## Text segment
--------------------

The president of the United States called his plan to raise taxes on the wealthythe “Buffett Rule.” Barack Obama was referring to the “Oracle of Omaha,” Warren E. Buffett, the 81-year-old billionaire investor who pointed out in a New York Times op-ed piece in 2011 that the megarich were paying taxes at a lower rate than their own employees were, an average 36 percent rate compared to the 17.4 percent Buffett said he paid in 2010. He argued that the rich should pay at least the same percentage of their earnings as middle-class Americans do.
Though President Obama’s plan would affect only 0.3 percent of American taxpayers, he and Buffett pointed out that this change would have a significant impact on the long-term paydown of the United States’ deficit. If the plan survived partisan attack, it would become one more significant milestone in Buffett’s career and influence as the United States’ investment guru. His view of the American economy is revered because he has been such a canny investor himself over the last five decades. A financial genius, he has been the folksy voice of common sense about money. He was a math whiz from an early age and still calculates columns of numbers in his head. He bought his first shares of stock when he was 11 years old.

--------------------

## Record excerpts
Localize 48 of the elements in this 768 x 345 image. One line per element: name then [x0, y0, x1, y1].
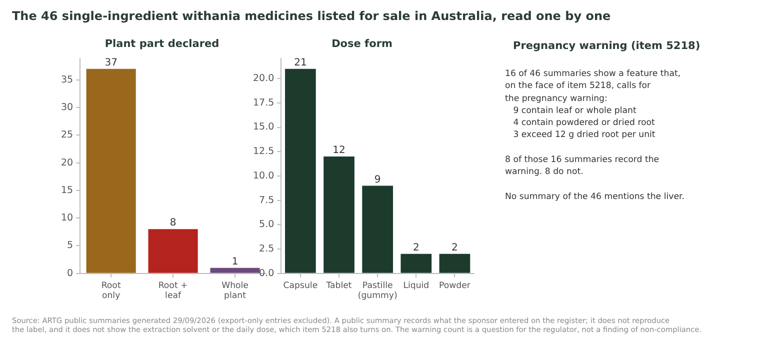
x-tick-label: Root + leaf: [158, 280, 188, 302]
y-tick-label: 35: [60, 74, 74, 86]
chart-title: Dose form: [332, 38, 392, 50]
bar: [324, 156, 354, 273]
data-label: 9: [374, 174, 381, 186]
y-tick-label: 25: [60, 130, 74, 141]
bar: [400, 254, 432, 273]
text: The 46 single-ingredient withania medicines listed for sale in Australia, read one by one: [12, 9, 611, 23]
y-tick-label: 20: [60, 157, 74, 168]
y-tick-label: 17.5: [252, 97, 274, 108]
y-tick-label: 5.0: [259, 219, 274, 230]
bar: [210, 268, 260, 273]
data-label: 1: [232, 256, 238, 268]
x-tick-label: Capsule: [283, 280, 318, 291]
y-tick-label: 2.5: [259, 243, 274, 254]
y-tick-label: 12.5: [252, 146, 274, 158]
y-tick-label: 15: [60, 184, 74, 196]
bar: [148, 229, 198, 273]
bar: [86, 68, 136, 273]
bar: [285, 68, 316, 273]
text: 8 of those 16 summaries record the warning. 8 do not.: [505, 154, 660, 179]
y-tick-label: 10.0: [252, 170, 274, 182]
y-tick-label: 7.5: [259, 194, 274, 206]
data-label: 8: [170, 218, 176, 229]
text: No summary of the 46 mentions the liver.: [505, 190, 686, 204]
y-tick-label: 5: [67, 240, 74, 252]
x-tick-label: Liquid: [403, 280, 430, 291]
y-tick-label: 10: [60, 212, 74, 224]
data-label: 21: [294, 57, 307, 68]
text: 16 of 46 summaries show a feature that, on the face of item 5218, calls for the pregnancy warning: 9 contain leaf or whole plant 4 contain powdered or dried root 3 exceed 12 g dried root per unit: [505, 68, 682, 142]
data-label: 12: [332, 145, 346, 156]
y-tick-label: 0: [67, 268, 74, 279]
data-label: 2: [452, 242, 458, 254]
y-tick-label: 0.0: [259, 268, 274, 279]
x-tick-label: Whole plant: [222, 280, 248, 302]
chart-title: Plant part declared: [104, 38, 220, 50]
bar: [439, 254, 470, 273]
data-label: 37: [104, 57, 118, 68]
y-tick-label: 30: [60, 102, 74, 113]
bar: [362, 186, 394, 273]
x-tick-label: Powder: [438, 280, 471, 291]
text: Pregnancy warning (item 5218): [513, 40, 702, 52]
x-tick-label: Tablet: [325, 280, 352, 291]
x-tick-label: Pastille (gummy): [358, 280, 398, 302]
x-tick-label: Root only: [101, 280, 122, 302]
y-tick-label: 20.0: [252, 73, 274, 84]
data-label: 2: [412, 242, 420, 254]
y-tick-label: 15.0: [252, 122, 274, 133]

--------------------

## Challenge A
In the passage on Warren Buffett and the Buffett Rule, shorten the paragraph that begins "Though President Obama's plan" and keep its main facts.
## Challenge B
Write a continuation of the passage on Warren Buffett and the Buffett Rule, starting right after its last sentence.
The records have nothing to do with the Warren Buffett passage and stand as separate material.

## Exercise output A
Obama's plan would touch only 0.3 percent of American taxpayers, but he and Buffett said it would greatly help pay down the deficit over the long term. If it survived partisan attack, it would mark another milestone in Buffett's career as the nation's investment guru. His view of the economy is respected because of his five decades of shrewd investing, and he has been a folksy voice of common sense about money. A math whiz from childhood who still adds columns of numbers in his head, he bought his first stock at age 11.

## Exercise output B
Buffett is ranked number 2 on the Forbes 400 list of “The Richest People in America,” second only to Bill Gates of Microsoft. He is the CEO and chairman of Berkshire Hathaway, a conglomerate holding company that is the eighth largest company in the world and, according to Barron’s, the most respected. Major holdings of the company, which started as a textile manufacturing firm, include insurance companies like GEICO and companies like Benjamin Moore paints, Dairy Queen, NetJet, and energy, apparel, and construction companies. Berkshire Hathaway also owns substantial stock in such blue-chip American brands as Pepsi, Coca-Cola, Kraft, and others.
Along with his friend Bill Gates, Buffett embarked on a campaign in 2010 to persuade other wealthy Americans to pledge 50 percent of their wealth to charity. He himself had already made the largest charitable contribution in history, pledging the equivalent of some $30 billion in Berkshire Hathaway stock to the Bill and Melinda Gates Foundation in 2006. Buffett, Gates, and Mark Zuckerberg of Facebook signed a pledge in 2010, the Gates–Buffett Giving Pledge, to give away half their wealth over time.
Nonetheless, Buffett does not give away money very often—there are no buildings or athletic fields or scholarship funds named after him—nor does he spend money on himself. He still lives in the five-bedroom house in Omaha he bought in 1958 for $31,500. There is no art collection. He drives his own car and does not have a cell phone or a computer on his desk. He likes Cherry Coke and hamburgers and plays bridge 12 hours a week. He wears sneakers and pretty much always has. When Warren Buffett finds something that works, like his house or a Coke and hamburger, he sticks with it.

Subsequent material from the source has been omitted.